## [Text extract]
** start **
# I just got job!!



## SupaDupaFly (Sep 1, 2011)

I just got a call saying i should be starting tomorrow! I was surprised I even got it, cause it was my first interview since i moved from NYC. I felt hopeless at times cause I know nowadays it's hard to even land a interview...But with persistence everything is possible even with SA.

Edit: I meant to put "I just got a job" lol


----------



## JakeBoston1000 (Apr 8, 2008)

Hey that's great Supa!! Congratulations and good luck!!:clap


----------



## pineapplebun (Oct 25, 2011)

Congrats baby, I'm really proud of you!


----------



## Gas Raid (Feb 19, 2014)

SupaDupaFly said:


> I just got a call saying i should be starting tomorrow! I was surprised I even got it, cause it was my first interview since i moved from NYC. I felt hopeless at times cause I know nowadays it's hard to even land a interview...But with persistence everything is possible even with SA.
> 
> Edit: I meant to put "I just got a job" lol


You're dead on, I love the outlook. I've realized that a lot of the time when you're not getting that particular job, it isn't due to SA. It's more along the lines of doubting (manifesting in no motivation) or just avoiding it altogether.


----------



## SupaDupaFly (Sep 1, 2011)

JakeBoston1000 said:


> Hey that's great Supa!! Congratulations and good luck!!:clap


Thanks Bawston man!


----------



## SupaDupaFly (Sep 1, 2011)

pineapplebun said:


> Congrats baby, I'm really proud of you!


We president now


----------



## SupaDupaFly (Sep 1, 2011)
** end **
## [Directive A]
Return the lines of the records from the one containing "List every element" through the one containing "- rvo-point: [1057, 242, 1066, 251]", both included, copied word for word but without the picture.

## [Source material]
** start **
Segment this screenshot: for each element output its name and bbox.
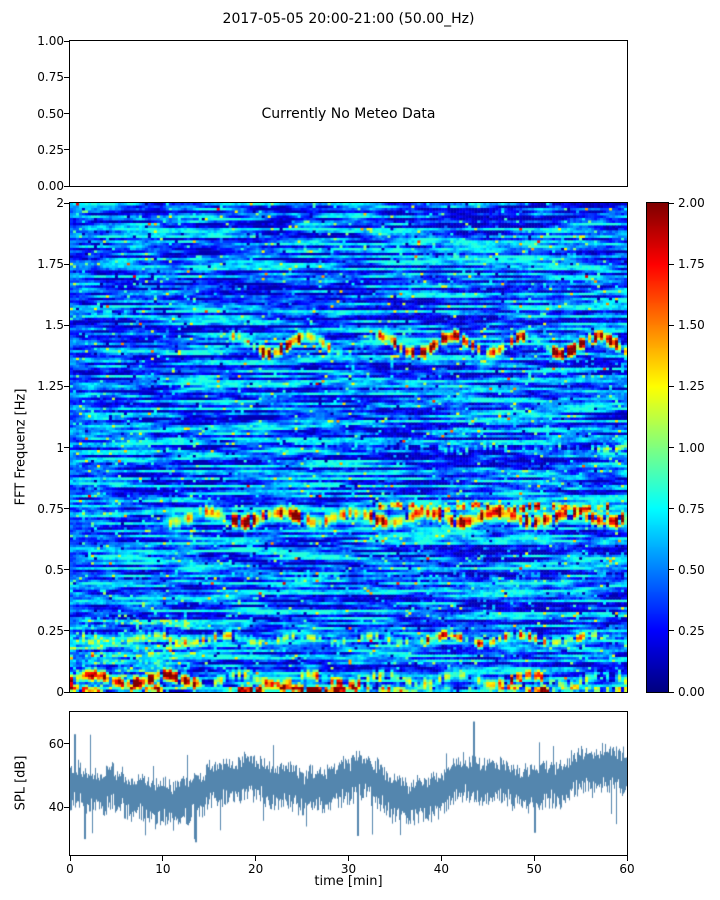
** end **
** start **
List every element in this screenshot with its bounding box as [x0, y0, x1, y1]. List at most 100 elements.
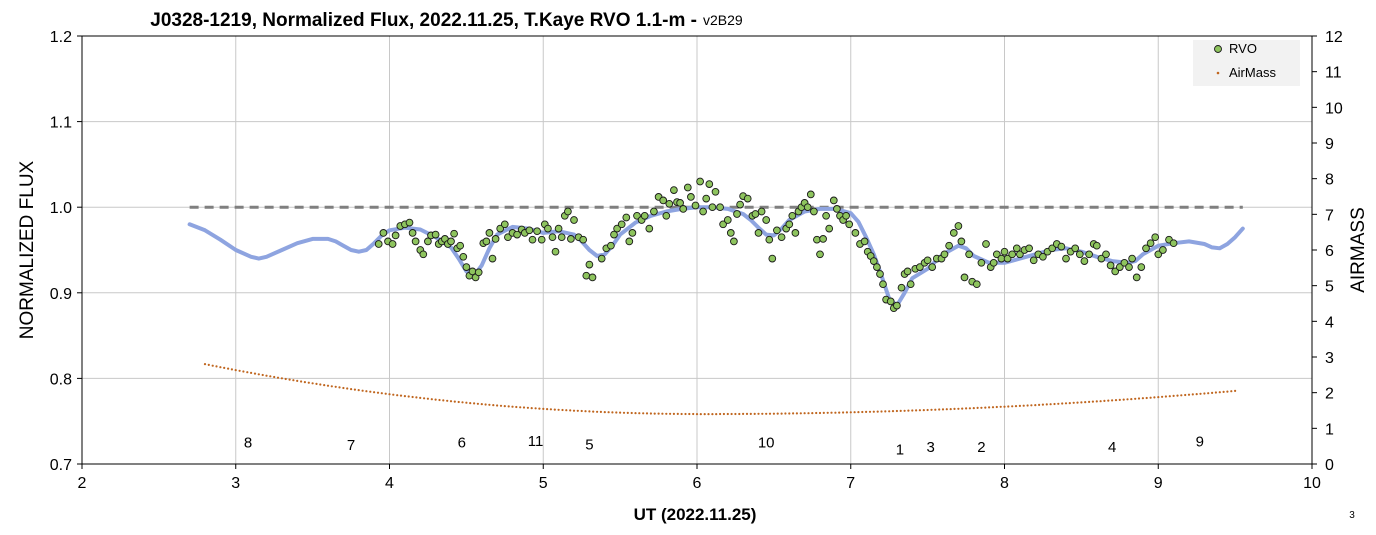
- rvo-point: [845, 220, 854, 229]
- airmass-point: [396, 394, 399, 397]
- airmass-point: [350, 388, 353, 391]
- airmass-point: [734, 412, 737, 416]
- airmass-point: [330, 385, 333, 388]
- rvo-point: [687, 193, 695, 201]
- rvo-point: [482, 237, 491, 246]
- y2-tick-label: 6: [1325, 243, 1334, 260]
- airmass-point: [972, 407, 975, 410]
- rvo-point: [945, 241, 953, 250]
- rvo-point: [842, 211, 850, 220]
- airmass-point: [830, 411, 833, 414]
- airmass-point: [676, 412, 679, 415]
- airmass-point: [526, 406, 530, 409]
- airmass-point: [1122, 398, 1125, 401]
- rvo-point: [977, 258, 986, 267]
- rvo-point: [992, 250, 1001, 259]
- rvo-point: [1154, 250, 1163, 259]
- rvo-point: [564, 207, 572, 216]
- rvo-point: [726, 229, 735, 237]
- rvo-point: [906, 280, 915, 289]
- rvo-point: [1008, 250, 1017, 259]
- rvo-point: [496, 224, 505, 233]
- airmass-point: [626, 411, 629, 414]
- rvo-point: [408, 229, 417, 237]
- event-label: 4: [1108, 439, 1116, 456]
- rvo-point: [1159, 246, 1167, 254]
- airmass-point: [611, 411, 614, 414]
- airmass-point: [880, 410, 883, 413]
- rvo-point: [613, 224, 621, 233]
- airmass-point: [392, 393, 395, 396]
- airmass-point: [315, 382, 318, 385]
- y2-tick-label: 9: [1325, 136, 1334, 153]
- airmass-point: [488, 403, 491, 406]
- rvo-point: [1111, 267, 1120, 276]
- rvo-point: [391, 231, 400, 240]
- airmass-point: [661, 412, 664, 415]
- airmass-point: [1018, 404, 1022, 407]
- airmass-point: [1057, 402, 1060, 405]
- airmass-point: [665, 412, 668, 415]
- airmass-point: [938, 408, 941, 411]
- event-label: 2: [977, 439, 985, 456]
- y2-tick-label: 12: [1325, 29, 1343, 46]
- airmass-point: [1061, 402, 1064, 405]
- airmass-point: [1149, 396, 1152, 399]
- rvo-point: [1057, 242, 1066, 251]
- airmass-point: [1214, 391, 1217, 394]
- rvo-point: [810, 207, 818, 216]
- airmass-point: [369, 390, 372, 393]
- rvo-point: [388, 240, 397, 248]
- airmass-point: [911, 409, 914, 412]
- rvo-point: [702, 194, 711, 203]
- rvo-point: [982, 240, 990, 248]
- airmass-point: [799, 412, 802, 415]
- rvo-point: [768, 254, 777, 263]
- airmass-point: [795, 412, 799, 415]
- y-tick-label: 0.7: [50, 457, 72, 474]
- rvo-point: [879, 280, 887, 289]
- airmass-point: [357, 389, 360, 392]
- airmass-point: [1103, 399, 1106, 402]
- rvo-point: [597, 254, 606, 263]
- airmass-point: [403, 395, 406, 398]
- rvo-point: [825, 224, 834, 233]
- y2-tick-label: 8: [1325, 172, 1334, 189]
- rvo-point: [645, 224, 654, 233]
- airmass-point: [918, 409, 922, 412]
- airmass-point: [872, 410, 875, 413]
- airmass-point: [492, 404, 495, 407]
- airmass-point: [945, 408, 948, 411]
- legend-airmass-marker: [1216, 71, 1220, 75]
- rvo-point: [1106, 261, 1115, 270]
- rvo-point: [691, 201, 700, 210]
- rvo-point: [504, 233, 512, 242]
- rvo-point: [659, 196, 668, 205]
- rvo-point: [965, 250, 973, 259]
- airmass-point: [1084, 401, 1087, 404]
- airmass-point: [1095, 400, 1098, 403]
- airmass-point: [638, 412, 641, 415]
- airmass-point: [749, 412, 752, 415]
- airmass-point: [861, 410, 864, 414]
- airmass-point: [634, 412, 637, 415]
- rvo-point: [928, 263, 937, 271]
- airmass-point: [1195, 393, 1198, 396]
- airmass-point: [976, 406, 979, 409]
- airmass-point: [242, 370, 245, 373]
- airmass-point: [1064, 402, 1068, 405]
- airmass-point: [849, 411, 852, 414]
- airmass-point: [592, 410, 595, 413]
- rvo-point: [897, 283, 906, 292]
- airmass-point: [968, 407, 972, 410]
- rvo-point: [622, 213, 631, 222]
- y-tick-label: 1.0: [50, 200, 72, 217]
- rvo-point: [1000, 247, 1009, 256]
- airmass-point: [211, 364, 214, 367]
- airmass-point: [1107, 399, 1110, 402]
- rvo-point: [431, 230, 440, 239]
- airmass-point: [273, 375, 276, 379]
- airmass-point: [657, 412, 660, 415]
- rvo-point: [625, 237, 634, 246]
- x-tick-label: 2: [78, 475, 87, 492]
** end **
## [Directive B]
Please continue the forum thread about landing a new job from the point where it stops.

## [Result A]
List every element in this screenshot with its bounding box as [x0, y0, x1, y1]. List at most 100 elements.
- rvo-point: [845, 220, 854, 229]
- airmass-point: [396, 394, 399, 397]
- airmass-point: [350, 388, 353, 391]
- airmass-point: [734, 412, 737, 416]
- airmass-point: [330, 385, 333, 388]
- rvo-point: [687, 193, 695, 201]
- rvo-point: [482, 237, 491, 246]
- y2-tick-label: 6: [1325, 243, 1334, 260]
- airmass-point: [972, 407, 975, 410]
- rvo-point: [945, 241, 953, 250]
- rvo-point: [842, 211, 850, 220]
- airmass-point: [830, 411, 833, 414]
- airmass-point: [676, 412, 679, 415]
- airmass-point: [526, 406, 530, 409]
- airmass-point: [1122, 398, 1125, 401]
- rvo-point: [977, 258, 986, 267]
- rvo-point: [992, 250, 1001, 259]
- rvo-point: [1154, 250, 1163, 259]
- rvo-point: [564, 207, 572, 216]
- rvo-point: [726, 229, 735, 237]
- rvo-point: [906, 280, 915, 289]
- rvo-point: [1008, 250, 1017, 259]
- rvo-point: [496, 224, 505, 233]
- airmass-point: [626, 411, 629, 414]
- rvo-point: [408, 229, 417, 237]
- event-label: 4: [1108, 439, 1116, 456]
- rvo-point: [1159, 246, 1167, 254]
- airmass-point: [611, 411, 614, 414]
- airmass-point: [880, 410, 883, 413]
- rvo-point: [613, 224, 621, 233]
- airmass-point: [392, 393, 395, 396]
- airmass-point: [315, 382, 318, 385]
- y2-tick-label: 9: [1325, 136, 1334, 153]
- airmass-point: [488, 403, 491, 406]
- rvo-point: [1111, 267, 1120, 276]
- rvo-point: [391, 231, 400, 240]
- airmass-point: [661, 412, 664, 415]
- airmass-point: [1018, 404, 1022, 407]
- airmass-point: [1057, 402, 1060, 405]
- airmass-point: [665, 412, 668, 415]
- airmass-point: [938, 408, 941, 411]
- event-label: 2: [977, 439, 985, 456]
- y2-tick-label: 12: [1325, 29, 1343, 46]
- airmass-point: [1061, 402, 1064, 405]
- airmass-point: [1149, 396, 1152, 399]
- rvo-point: [1057, 242, 1066, 251]

## [Result B]
KvLT said:


> You're dead on, I love the outlook. I've realized that a lot of the time when you're not getting that particular job, it isn't due to SA. It's more along the lines of doubting (manifesting in no motivation) or just avoiding it altogether.


Yeah i totally agree..Self doubt can be very devastating overtime. Sometimes it's hard to find that motivation ,especially when someone becomes depressed. In my case it was a combination SA and lack of self believe that made me not achieve what i wanted to do. Once you start believing in yourself...everything starts to come after.


----------



## pineapplebun (Oct 25, 2011)

SupaDupaFly said:


> We president now


:O You found it!

Mexicans = Saiyan? :O










Is that how you go to the toilet then?


----------



## naturevalley (Mar 1, 2014)

congrats! hoooray!


----------



## SupaDupaFly (Sep 1, 2011)

naturevalley said:


> congrats! hoooray!


Thanks!


----------



## slowlyimproving (Jan 2, 2014)

That's awesome! Living in NY would be pretty cool.


----------



## sarafinanickelbocker (May 16, 2010)

You got JOB!!! Yay!!! :clap

Congratulations.


----------



## slowlyimproving (Jan 2, 2014)

If you don't mind me asking. What industry? I would love to work in NY at an ad agency.


----------



## hmweasley (Sep 12, 2013)

Congratulations. I'm assuming you've started already based on when this was posted and that you said you were starting "tomorrow." I hope everything has been going well so far, and I wish you the best.


----------



## Malin85 (Feb 7, 2014)

Congratulations, that's great!


----------



## ShatteredGlass (Oct 12, 2012)

That's great! Congratulations.


----------



## Steinerz (Jul 15, 2013)

Grats man


----------



## SupaDupaFly (Sep 1, 2011)

slowlyimproving said:


> If you don't mind me asking. What industry? I would love to work in NY at an ad agency.


I'm working in Connecitcut ATM. I recently moved from NYC. I really don't know any of any ad agency. I'm pretty sure you can search online and get a lot of results.


----------



## SupaDupaFly (Sep 1, 2011)

sarafinanickelbocker said:


> You got JOB!!! Yay!!! :clap
> 
> Congratulations.


Thanks!


----------



## SupaDupaFly (Sep 1, 2011)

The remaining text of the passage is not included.